━━━━━ Records for processing ━━━━━

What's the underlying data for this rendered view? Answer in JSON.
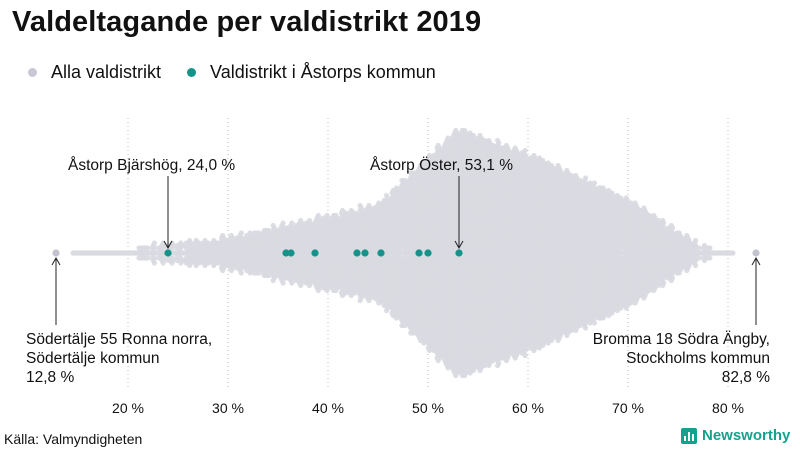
{
  "title": "Valdeltagande per valdistrikt 2019",
  "legend": [
    {
      "label": "Alla valdistrikt",
      "color": "#c8c8d4"
    },
    {
      "label": "Valdistrikt i Åstorps kommun",
      "color": "#14938a"
    }
  ],
  "source": "Källa: Valmyndigheten",
  "logo_text": "Newsworthy",
  "colors": {
    "background_points": "#d9d9e1",
    "highlight": "#14938a",
    "extreme": "#c3c3cf",
    "grid": "#bbbbbb"
  },
  "chart_data": {
    "type": "scatter",
    "subtype": "beeswarm",
    "title": "Valdeltagande per valdistrikt 2019",
    "x_unit": "%",
    "xlim": [
      12.8,
      82.8
    ],
    "xticks": [
      20,
      30,
      40,
      50,
      60,
      70,
      80
    ],
    "tick_labels": [
      "20 %",
      "30 %",
      "40 %",
      "50 %",
      "60 %",
      "70 %",
      "80 %"
    ],
    "grid": "vertical dotted",
    "series": [
      {
        "name": "Alla valdistrikt",
        "distribution": "dense swarm peaking near 53 %"
      },
      {
        "name": "Valdistrikt i Åstorps kommun",
        "values": [
          24.0,
          35.8,
          36.3,
          38.7,
          42.9,
          43.7,
          45.3,
          49.1,
          50.0,
          53.1
        ]
      }
    ],
    "extremes": [
      12.8,
      82.8
    ],
    "annotations": [
      {
        "label": "Åstorp  Bjärshög, 24,0 %",
        "value": 24.0
      },
      {
        "label": "Åstorp  Öster, 53,1 %",
        "value": 53.1
      },
      {
        "lines": [
          "Södertälje 55 Ronna norra,",
          "Södertälje kommun",
          "12,8 %"
        ],
        "value": 12.8
      },
      {
        "lines": [
          "Bromma 18 Södra Ängby,",
          "Stockholms kommun",
          "82,8 %"
        ],
        "value": 82.8
      }
    ]
  }
}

━━━━━

Look over the material above and show each line where "Södertälje" appears.

          "Södertälje 55 Ronna norra,",
          "Södertälje kommun",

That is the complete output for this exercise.